## SOURCE DATA
— START —
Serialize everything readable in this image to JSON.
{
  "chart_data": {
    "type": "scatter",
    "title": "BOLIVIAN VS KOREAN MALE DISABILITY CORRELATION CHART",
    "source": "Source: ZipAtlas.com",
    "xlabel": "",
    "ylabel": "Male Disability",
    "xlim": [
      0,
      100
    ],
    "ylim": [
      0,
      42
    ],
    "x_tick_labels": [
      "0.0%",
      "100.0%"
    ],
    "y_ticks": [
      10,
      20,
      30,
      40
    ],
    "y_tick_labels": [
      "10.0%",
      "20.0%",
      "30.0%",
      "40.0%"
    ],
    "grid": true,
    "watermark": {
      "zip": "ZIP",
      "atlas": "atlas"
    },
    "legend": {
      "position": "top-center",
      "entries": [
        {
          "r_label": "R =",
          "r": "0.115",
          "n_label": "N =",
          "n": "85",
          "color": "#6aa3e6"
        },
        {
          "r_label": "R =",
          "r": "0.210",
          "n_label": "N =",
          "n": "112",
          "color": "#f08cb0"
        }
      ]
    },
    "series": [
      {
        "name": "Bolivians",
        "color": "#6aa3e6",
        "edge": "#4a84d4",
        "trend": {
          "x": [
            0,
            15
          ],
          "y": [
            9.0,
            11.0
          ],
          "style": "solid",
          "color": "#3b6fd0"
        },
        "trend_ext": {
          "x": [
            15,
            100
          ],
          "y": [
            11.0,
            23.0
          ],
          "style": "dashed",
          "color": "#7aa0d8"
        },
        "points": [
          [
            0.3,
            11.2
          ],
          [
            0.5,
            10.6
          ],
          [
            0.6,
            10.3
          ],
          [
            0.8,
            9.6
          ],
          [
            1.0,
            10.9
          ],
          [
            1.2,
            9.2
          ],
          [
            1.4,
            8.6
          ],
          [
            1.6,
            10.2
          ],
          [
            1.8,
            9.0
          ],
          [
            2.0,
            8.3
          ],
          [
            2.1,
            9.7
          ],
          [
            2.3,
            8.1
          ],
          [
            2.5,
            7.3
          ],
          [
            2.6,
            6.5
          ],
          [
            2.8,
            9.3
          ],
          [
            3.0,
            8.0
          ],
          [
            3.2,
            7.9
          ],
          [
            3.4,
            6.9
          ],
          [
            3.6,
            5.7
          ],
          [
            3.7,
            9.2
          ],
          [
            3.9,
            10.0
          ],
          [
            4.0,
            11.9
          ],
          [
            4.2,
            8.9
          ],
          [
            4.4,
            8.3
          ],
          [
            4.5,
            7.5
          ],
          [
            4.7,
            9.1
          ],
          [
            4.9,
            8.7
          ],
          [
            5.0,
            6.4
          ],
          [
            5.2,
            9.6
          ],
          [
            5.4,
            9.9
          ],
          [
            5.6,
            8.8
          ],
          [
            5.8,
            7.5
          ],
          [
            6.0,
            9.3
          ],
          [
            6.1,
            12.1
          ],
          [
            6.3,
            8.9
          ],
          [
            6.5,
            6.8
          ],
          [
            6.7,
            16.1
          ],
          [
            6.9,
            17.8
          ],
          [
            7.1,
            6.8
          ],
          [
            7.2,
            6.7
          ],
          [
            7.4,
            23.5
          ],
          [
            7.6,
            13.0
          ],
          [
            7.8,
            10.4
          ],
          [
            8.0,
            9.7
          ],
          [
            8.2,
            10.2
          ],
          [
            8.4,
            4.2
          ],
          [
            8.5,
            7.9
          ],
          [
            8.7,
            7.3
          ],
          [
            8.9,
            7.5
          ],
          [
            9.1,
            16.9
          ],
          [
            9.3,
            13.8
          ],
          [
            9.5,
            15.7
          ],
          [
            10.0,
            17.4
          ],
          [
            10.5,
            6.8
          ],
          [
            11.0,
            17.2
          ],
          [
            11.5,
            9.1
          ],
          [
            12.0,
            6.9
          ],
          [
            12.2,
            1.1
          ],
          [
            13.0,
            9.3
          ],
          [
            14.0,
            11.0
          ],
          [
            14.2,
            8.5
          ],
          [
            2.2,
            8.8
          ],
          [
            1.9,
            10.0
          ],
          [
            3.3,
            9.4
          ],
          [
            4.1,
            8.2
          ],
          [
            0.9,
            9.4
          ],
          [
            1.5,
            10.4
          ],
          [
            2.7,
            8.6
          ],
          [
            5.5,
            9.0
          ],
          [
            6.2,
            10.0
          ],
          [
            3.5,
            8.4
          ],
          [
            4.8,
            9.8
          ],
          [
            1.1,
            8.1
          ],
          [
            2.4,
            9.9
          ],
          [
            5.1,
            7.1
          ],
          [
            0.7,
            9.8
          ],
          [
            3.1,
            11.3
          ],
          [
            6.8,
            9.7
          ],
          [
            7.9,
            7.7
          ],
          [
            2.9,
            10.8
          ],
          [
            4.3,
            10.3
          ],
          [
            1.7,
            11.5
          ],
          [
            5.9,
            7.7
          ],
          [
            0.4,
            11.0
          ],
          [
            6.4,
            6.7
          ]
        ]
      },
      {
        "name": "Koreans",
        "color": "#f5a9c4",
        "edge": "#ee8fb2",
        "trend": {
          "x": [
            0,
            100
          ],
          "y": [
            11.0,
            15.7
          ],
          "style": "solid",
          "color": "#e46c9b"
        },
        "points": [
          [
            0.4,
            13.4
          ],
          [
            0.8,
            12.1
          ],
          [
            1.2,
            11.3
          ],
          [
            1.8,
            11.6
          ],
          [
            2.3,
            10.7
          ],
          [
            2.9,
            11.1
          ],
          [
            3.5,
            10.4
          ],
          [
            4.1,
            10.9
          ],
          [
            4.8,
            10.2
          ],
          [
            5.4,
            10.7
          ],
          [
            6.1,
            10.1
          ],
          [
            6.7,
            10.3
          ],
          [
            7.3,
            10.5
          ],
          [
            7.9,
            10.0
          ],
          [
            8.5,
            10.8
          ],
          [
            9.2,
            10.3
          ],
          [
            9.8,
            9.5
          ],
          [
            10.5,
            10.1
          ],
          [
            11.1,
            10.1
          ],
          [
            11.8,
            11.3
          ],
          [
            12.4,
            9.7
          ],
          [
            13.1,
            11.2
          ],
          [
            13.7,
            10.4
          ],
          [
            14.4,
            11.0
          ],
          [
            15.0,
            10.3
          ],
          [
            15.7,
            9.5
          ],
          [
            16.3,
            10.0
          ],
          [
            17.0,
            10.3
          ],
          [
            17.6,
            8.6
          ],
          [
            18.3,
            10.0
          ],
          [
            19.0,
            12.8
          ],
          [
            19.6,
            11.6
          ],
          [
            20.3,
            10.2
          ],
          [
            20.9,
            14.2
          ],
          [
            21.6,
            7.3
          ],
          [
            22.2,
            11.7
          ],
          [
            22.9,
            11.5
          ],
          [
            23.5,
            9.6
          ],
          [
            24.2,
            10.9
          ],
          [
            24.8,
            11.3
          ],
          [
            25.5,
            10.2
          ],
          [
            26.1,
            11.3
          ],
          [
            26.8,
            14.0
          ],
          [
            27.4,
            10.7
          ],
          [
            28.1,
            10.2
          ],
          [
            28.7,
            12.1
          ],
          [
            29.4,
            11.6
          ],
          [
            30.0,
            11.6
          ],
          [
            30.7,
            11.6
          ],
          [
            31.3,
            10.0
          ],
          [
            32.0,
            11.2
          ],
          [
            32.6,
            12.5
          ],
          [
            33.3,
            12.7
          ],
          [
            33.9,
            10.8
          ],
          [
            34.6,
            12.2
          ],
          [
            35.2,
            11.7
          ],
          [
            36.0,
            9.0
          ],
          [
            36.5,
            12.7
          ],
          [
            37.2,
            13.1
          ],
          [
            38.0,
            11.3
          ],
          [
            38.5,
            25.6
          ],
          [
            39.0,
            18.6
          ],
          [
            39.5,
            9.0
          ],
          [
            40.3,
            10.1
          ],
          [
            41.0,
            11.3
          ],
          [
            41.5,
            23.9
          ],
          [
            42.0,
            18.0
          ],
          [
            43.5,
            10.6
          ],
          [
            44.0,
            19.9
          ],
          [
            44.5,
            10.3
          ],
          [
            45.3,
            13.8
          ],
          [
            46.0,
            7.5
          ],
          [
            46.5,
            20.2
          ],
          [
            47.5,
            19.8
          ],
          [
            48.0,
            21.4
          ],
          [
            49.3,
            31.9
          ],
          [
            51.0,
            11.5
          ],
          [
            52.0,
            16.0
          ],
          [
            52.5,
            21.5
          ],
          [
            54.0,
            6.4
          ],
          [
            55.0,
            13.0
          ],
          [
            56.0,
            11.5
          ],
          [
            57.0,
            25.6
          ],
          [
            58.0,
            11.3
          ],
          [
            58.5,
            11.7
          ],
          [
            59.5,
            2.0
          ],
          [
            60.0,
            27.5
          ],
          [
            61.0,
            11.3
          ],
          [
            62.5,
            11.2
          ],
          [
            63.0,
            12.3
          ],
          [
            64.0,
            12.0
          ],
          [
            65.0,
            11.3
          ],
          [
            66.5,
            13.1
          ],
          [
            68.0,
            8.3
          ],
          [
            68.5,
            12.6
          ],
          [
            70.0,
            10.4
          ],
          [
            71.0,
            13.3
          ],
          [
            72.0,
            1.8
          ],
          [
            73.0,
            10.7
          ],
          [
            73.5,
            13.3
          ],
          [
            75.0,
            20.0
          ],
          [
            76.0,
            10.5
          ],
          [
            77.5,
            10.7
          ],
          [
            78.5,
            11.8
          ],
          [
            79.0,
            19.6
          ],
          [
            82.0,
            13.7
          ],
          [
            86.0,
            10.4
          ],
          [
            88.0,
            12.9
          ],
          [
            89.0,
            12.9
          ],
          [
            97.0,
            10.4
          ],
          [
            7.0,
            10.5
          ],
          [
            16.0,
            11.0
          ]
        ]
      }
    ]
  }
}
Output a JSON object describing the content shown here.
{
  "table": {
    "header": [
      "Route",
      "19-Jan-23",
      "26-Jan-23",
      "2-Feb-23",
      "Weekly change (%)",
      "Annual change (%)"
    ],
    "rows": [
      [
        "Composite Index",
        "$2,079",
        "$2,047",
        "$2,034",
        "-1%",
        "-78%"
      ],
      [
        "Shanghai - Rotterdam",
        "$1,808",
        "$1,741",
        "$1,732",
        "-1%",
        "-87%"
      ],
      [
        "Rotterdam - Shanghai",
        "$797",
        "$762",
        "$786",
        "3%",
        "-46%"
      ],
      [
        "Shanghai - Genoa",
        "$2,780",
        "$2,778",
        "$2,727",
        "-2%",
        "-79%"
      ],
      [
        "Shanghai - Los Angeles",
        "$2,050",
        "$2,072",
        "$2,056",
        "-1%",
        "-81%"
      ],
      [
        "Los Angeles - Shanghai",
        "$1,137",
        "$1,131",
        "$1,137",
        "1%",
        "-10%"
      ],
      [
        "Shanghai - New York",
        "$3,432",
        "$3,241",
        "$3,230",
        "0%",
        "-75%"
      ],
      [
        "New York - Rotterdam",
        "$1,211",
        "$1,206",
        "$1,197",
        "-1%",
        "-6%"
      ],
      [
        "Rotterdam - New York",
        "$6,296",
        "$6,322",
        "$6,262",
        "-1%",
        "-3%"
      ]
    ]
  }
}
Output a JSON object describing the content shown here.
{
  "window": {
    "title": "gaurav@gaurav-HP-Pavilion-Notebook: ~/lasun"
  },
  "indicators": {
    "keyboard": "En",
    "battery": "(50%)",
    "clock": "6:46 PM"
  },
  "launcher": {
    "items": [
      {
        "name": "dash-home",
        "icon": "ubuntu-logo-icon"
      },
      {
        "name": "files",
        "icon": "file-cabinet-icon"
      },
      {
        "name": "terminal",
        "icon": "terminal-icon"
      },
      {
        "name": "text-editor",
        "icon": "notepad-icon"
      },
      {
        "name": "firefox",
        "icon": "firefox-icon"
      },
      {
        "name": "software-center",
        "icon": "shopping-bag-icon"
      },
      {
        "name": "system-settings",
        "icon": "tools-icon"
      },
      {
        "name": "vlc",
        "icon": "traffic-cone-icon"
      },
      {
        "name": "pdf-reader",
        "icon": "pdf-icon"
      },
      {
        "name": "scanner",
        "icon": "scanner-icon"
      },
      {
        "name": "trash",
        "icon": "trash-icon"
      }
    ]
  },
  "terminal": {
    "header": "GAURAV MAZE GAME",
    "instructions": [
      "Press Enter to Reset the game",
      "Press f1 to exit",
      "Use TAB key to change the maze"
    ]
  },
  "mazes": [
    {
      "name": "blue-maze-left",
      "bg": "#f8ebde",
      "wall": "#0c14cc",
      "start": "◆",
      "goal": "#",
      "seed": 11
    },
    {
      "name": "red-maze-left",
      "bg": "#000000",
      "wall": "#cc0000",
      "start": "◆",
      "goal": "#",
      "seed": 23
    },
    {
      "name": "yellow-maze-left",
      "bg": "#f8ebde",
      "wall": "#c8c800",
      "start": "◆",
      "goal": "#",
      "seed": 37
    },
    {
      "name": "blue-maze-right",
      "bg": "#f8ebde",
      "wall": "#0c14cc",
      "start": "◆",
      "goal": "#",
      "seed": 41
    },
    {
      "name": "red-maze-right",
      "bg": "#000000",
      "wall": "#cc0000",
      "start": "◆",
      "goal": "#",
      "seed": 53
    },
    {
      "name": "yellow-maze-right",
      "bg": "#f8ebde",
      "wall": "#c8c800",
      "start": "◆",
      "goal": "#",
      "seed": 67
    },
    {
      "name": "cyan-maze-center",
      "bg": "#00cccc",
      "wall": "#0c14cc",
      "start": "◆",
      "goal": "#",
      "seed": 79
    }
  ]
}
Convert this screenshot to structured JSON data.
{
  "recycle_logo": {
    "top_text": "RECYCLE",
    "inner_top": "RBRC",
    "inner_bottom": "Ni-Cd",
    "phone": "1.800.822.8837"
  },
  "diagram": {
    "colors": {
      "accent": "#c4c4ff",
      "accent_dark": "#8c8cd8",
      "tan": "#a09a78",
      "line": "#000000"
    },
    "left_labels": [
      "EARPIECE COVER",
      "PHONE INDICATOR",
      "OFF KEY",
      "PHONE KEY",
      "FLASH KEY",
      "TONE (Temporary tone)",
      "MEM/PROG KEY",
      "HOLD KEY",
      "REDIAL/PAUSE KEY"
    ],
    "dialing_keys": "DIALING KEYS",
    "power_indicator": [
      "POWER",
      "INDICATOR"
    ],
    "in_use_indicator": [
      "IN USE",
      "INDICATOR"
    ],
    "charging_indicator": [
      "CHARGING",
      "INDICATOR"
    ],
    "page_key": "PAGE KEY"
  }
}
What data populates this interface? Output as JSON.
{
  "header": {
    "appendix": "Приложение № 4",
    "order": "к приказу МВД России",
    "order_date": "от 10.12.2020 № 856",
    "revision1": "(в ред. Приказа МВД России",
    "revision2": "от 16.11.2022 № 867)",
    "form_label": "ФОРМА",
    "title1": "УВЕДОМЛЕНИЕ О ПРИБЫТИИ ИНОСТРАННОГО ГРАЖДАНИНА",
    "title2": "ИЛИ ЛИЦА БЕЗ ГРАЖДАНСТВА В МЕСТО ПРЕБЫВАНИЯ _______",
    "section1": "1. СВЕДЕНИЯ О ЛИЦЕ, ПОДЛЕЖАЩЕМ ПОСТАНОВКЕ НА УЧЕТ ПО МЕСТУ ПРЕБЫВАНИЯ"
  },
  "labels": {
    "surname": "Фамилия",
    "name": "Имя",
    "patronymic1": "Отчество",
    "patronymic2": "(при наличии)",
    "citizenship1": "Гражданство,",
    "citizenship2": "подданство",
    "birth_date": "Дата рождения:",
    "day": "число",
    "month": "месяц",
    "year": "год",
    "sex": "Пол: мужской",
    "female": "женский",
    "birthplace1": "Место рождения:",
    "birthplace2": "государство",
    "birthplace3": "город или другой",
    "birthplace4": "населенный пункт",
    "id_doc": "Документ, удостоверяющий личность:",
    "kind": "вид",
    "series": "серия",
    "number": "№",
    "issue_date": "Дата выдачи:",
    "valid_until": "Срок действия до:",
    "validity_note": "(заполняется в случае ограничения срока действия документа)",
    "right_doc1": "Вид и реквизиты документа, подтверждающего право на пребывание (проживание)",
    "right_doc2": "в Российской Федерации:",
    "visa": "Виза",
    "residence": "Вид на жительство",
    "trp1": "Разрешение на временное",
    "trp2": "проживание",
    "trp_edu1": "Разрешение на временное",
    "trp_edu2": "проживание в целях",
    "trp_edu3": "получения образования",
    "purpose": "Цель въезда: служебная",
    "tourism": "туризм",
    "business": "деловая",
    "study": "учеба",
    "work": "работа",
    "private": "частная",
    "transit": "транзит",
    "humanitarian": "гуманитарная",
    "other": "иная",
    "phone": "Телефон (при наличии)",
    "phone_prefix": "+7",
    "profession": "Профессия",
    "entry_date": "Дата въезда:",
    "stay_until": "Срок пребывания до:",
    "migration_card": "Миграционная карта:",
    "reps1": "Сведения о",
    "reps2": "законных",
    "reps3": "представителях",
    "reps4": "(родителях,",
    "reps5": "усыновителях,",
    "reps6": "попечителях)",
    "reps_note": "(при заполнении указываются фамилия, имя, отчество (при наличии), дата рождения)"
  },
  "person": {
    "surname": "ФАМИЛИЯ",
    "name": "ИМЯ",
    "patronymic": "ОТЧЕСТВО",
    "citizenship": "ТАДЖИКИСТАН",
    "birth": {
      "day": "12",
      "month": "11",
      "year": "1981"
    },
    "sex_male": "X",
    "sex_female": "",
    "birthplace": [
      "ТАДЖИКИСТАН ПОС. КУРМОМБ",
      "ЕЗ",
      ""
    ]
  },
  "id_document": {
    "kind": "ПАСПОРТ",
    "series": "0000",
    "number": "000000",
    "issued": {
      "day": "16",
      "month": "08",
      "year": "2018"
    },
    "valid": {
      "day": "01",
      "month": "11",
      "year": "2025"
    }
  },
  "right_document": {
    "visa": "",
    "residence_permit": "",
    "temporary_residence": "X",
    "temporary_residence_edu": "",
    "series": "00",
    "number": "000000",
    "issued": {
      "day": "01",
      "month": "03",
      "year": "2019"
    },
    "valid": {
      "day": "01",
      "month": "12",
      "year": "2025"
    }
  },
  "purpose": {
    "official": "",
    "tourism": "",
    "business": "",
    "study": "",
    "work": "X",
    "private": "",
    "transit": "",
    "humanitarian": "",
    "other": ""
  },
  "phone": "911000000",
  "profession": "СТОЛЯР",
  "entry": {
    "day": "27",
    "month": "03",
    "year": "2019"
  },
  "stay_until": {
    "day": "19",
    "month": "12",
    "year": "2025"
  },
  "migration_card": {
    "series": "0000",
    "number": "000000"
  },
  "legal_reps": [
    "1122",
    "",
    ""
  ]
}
— END —
## EXERCISE
Copy each line that contains the word "Rotterdam".

## EXERCISE OUTPUT
        "Shanghai - Rotterdam",
        "Rotterdam - Shanghai",
        "New York - Rotterdam",
        "Rotterdam - New York",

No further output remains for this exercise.